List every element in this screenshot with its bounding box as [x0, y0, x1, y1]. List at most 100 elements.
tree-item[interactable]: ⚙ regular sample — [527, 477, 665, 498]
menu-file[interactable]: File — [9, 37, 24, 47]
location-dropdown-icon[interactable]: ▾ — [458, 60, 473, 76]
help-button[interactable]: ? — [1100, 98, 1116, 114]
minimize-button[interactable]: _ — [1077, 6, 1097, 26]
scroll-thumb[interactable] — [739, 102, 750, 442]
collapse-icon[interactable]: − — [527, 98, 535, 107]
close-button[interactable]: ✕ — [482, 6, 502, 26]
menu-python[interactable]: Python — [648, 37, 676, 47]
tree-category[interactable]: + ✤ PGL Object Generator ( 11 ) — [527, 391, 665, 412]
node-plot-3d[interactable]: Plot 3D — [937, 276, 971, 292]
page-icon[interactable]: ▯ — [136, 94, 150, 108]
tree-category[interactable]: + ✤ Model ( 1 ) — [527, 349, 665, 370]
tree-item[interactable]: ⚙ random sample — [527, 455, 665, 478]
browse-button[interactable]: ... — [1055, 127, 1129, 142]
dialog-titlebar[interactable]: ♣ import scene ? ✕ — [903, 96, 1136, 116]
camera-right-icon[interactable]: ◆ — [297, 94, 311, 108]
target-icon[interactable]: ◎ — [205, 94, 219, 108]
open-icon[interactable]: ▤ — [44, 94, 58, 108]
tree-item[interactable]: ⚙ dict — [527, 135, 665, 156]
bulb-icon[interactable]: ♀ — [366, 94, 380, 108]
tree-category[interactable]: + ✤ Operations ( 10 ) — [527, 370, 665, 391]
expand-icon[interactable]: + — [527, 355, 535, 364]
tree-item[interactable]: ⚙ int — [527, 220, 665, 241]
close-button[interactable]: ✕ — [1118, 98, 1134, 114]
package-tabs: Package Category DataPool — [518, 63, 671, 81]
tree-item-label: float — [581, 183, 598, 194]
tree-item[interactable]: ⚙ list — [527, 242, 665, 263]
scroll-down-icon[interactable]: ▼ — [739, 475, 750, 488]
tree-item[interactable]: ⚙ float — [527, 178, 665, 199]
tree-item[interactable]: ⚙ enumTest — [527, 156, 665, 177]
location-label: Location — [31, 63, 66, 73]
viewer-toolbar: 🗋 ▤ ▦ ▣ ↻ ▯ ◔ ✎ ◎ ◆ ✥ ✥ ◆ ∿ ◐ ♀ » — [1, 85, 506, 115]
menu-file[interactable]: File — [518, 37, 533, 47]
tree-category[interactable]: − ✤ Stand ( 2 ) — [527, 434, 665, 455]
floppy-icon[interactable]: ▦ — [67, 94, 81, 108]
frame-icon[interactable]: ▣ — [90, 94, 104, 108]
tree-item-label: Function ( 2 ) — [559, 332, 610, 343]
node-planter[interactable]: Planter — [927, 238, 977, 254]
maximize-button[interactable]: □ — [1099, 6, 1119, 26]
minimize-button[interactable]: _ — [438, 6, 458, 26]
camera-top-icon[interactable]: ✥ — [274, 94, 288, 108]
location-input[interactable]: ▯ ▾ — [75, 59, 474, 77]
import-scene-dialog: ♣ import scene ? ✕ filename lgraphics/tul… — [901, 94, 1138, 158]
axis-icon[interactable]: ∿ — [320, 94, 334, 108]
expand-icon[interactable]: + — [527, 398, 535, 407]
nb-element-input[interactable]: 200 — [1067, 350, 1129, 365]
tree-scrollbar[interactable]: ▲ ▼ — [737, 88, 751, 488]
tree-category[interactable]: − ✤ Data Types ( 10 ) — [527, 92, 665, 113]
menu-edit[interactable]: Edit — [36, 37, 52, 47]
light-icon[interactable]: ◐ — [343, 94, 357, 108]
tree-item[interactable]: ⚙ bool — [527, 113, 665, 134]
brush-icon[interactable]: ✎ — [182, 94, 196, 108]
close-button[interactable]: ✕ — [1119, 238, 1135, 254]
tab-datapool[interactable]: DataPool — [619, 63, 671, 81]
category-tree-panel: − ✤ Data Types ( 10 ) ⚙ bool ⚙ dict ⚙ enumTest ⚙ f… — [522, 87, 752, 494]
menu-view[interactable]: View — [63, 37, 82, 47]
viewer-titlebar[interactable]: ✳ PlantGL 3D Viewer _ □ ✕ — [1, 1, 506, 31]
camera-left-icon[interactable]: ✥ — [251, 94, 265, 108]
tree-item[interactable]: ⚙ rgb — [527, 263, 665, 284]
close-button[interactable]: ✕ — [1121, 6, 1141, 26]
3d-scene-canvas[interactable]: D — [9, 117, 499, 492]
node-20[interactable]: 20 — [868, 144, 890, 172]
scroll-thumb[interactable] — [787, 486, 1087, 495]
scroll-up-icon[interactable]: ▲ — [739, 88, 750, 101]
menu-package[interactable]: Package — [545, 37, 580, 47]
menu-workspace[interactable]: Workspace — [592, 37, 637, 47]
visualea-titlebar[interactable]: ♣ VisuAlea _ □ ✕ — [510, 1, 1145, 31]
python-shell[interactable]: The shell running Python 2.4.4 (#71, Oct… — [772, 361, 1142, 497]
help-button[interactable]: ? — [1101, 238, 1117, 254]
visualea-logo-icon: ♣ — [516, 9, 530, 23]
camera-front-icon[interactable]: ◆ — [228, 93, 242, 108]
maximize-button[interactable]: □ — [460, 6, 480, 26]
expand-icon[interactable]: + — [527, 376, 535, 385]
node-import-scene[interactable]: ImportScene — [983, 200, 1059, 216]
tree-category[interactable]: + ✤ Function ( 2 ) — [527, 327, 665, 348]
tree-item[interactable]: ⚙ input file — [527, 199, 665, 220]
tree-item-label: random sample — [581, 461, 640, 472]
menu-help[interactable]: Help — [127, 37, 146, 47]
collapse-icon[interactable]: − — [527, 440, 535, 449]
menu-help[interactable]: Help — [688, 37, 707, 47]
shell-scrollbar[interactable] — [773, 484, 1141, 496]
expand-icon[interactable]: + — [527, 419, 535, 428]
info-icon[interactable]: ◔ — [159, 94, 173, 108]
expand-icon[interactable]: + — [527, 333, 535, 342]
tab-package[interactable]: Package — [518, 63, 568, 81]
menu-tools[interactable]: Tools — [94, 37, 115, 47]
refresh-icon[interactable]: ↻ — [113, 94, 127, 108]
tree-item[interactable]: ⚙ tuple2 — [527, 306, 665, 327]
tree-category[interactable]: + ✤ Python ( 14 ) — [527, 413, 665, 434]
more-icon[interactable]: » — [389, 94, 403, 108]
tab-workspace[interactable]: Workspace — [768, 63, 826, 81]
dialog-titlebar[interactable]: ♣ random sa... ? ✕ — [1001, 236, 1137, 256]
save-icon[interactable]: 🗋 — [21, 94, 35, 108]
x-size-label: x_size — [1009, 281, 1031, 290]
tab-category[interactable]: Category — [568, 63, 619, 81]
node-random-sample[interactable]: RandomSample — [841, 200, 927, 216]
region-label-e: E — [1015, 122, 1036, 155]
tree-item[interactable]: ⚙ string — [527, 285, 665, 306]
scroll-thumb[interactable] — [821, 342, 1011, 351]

++++++++++

Rewrite the listing above, changing every "interactable" to "clickable" and leaving everything else as it is.

◆ Solution to this exercise ◆
List every element in this screenshot with its bounding box as [x0, y0, x1, y1]. List at most 100 elements.
tree-item[clickable]: ⚙ regular sample — [527, 477, 665, 498]
menu-file[clickable]: File — [9, 37, 24, 47]
location-dropdown-icon[clickable]: ▾ — [458, 60, 473, 76]
help-button[clickable]: ? — [1100, 98, 1116, 114]
minimize-button[clickable]: _ — [1077, 6, 1097, 26]
scroll-thumb[clickable] — [739, 102, 750, 442]
collapse-icon[clickable]: − — [527, 98, 535, 107]
close-button[clickable]: ✕ — [482, 6, 502, 26]
menu-python[clickable]: Python — [648, 37, 676, 47]
tree-category[clickable]: + ✤ PGL Object Generator ( 11 ) — [527, 391, 665, 412]
node-plot-3d[clickable]: Plot 3D — [937, 276, 971, 292]
page-icon[clickable]: ▯ — [136, 94, 150, 108]
tree-category[clickable]: + ✤ Model ( 1 ) — [527, 349, 665, 370]
tree-item[clickable]: ⚙ random sample — [527, 455, 665, 478]
browse-button[clickable]: ... — [1055, 127, 1129, 142]
dialog-titlebar[clickable]: ♣ import scene ? ✕ — [903, 96, 1136, 116]
camera-right-icon[clickable]: ◆ — [297, 94, 311, 108]
target-icon[clickable]: ◎ — [205, 94, 219, 108]
open-icon[clickable]: ▤ — [44, 94, 58, 108]
tree-item[clickable]: ⚙ dict — [527, 135, 665, 156]
bulb-icon[clickable]: ♀ — [366, 94, 380, 108]
tree-category[clickable]: + ✤ Operations ( 10 ) — [527, 370, 665, 391]
expand-icon[clickable]: + — [527, 355, 535, 364]
tree-item[clickable]: ⚙ int — [527, 220, 665, 241]
close-button[clickable]: ✕ — [1118, 98, 1134, 114]
package-tabs: Package Category DataPool — [518, 63, 671, 81]
tree-item-label: float — [581, 183, 598, 194]
tree-item[clickable]: ⚙ list — [527, 242, 665, 263]
scroll-down-icon[clickable]: ▼ — [739, 475, 750, 488]
tree-item[clickable]: ⚙ float — [527, 178, 665, 199]
tree-item[clickable]: ⚙ enumTest — [527, 156, 665, 177]
location-label: Location — [31, 63, 66, 73]
viewer-toolbar: 🗋 ▤ ▦ ▣ ↻ ▯ ◔ ✎ ◎ ◆ ✥ ✥ ◆ ∿ ◐ ♀ » — [1, 85, 506, 115]
menu-file[clickable]: File — [518, 37, 533, 47]
tree-category[clickable]: − ✤ Stand ( 2 ) — [527, 434, 665, 455]
floppy-icon[clickable]: ▦ — [67, 94, 81, 108]
frame-icon[clickable]: ▣ — [90, 94, 104, 108]
tree-item-label: Function ( 2 ) — [559, 332, 610, 343]
node-planter[clickable]: Planter — [927, 238, 977, 254]
maximize-button[clickable]: □ — [1099, 6, 1119, 26]
minimize-button[clickable]: _ — [438, 6, 458, 26]
camera-top-icon[clickable]: ✥ — [274, 94, 288, 108]
location-input[clickable]: ▯ ▾ — [75, 59, 474, 77]
import-scene-dialog: ♣ import scene ? ✕ filename lgraphics/tul… — [901, 94, 1138, 158]
axis-icon[clickable]: ∿ — [320, 94, 334, 108]
expand-icon[clickable]: + — [527, 398, 535, 407]
nb-element-input[clickable]: 200 — [1067, 350, 1129, 365]
tree-scrollbar[clickable]: ▲ ▼ — [737, 88, 751, 488]
tree-category[clickable]: − ✤ Data Types ( 10 ) — [527, 92, 665, 113]
menu-edit[clickable]: Edit — [36, 37, 52, 47]
light-icon[clickable]: ◐ — [343, 94, 357, 108]
tree-item[clickable]: ⚙ bool — [527, 113, 665, 134]
brush-icon[clickable]: ✎ — [182, 94, 196, 108]
close-button[clickable]: ✕ — [1119, 238, 1135, 254]
tab-datapool[clickable]: DataPool — [619, 63, 671, 81]
category-tree-panel: − ✤ Data Types ( 10 ) ⚙ bool ⚙ dict ⚙ enumTest ⚙ f… — [522, 87, 752, 494]
menu-view[clickable]: View — [63, 37, 82, 47]
viewer-titlebar[clickable]: ✳ PlantGL 3D Viewer _ □ ✕ — [1, 1, 506, 31]
camera-left-icon[clickable]: ✥ — [251, 94, 265, 108]
tree-item[clickable]: ⚙ rgb — [527, 263, 665, 284]
close-button[clickable]: ✕ — [1121, 6, 1141, 26]
3d-scene-canvas[clickable]: D — [9, 117, 499, 492]
node-20[clickable]: 20 — [868, 144, 890, 172]
scroll-thumb[clickable] — [787, 486, 1087, 495]
scroll-up-icon[clickable]: ▲ — [739, 88, 750, 101]
menu-package[clickable]: Package — [545, 37, 580, 47]
menu-workspace[clickable]: Workspace — [592, 37, 637, 47]
visualea-titlebar[clickable]: ♣ VisuAlea _ □ ✕ — [510, 1, 1145, 31]
python-shell[clickable]: The shell running Python 2.4.4 (#71, Oct… — [772, 361, 1142, 497]
help-button[clickable]: ? — [1101, 238, 1117, 254]
visualea-logo-icon: ♣ — [516, 9, 530, 23]
camera-front-icon[clickable]: ◆ — [228, 93, 242, 108]
maximize-button[clickable]: □ — [460, 6, 480, 26]
expand-icon[clickable]: + — [527, 376, 535, 385]
node-import-scene[clickable]: ImportScene — [983, 200, 1059, 216]
tree-category[clickable]: + ✤ Function ( 2 ) — [527, 327, 665, 348]
tree-item[clickable]: ⚙ input file — [527, 199, 665, 220]
tree-item-label: random sample — [581, 461, 640, 472]
menu-help[clickable]: Help — [127, 37, 146, 47]
collapse-icon[clickable]: − — [527, 440, 535, 449]
menu-help[clickable]: Help — [688, 37, 707, 47]
shell-scrollbar[clickable] — [773, 484, 1141, 496]
expand-icon[clickable]: + — [527, 419, 535, 428]
info-icon[clickable]: ◔ — [159, 94, 173, 108]
expand-icon[clickable]: + — [527, 333, 535, 342]
tab-package[clickable]: Package — [518, 63, 568, 81]
menu-tools[clickable]: Tools — [94, 37, 115, 47]
refresh-icon[clickable]: ↻ — [113, 94, 127, 108]
tree-item[clickable]: ⚙ tuple2 — [527, 306, 665, 327]
tree-category[clickable]: + ✤ Python ( 14 ) — [527, 413, 665, 434]
more-icon[clickable]: » — [389, 94, 403, 108]
tab-workspace[clickable]: Workspace — [768, 63, 826, 81]
dialog-titlebar[clickable]: ♣ random sa... ? ✕ — [1001, 236, 1137, 256]
save-icon[clickable]: 🗋 — [21, 94, 35, 108]
x-size-label: x_size — [1009, 281, 1031, 290]
tab-category[clickable]: Category — [568, 63, 619, 81]
node-random-sample[clickable]: RandomSample — [841, 200, 927, 216]
region-label-e: E — [1015, 122, 1036, 155]
tree-item[clickable]: ⚙ string — [527, 285, 665, 306]
scroll-thumb[clickable] — [821, 342, 1011, 351]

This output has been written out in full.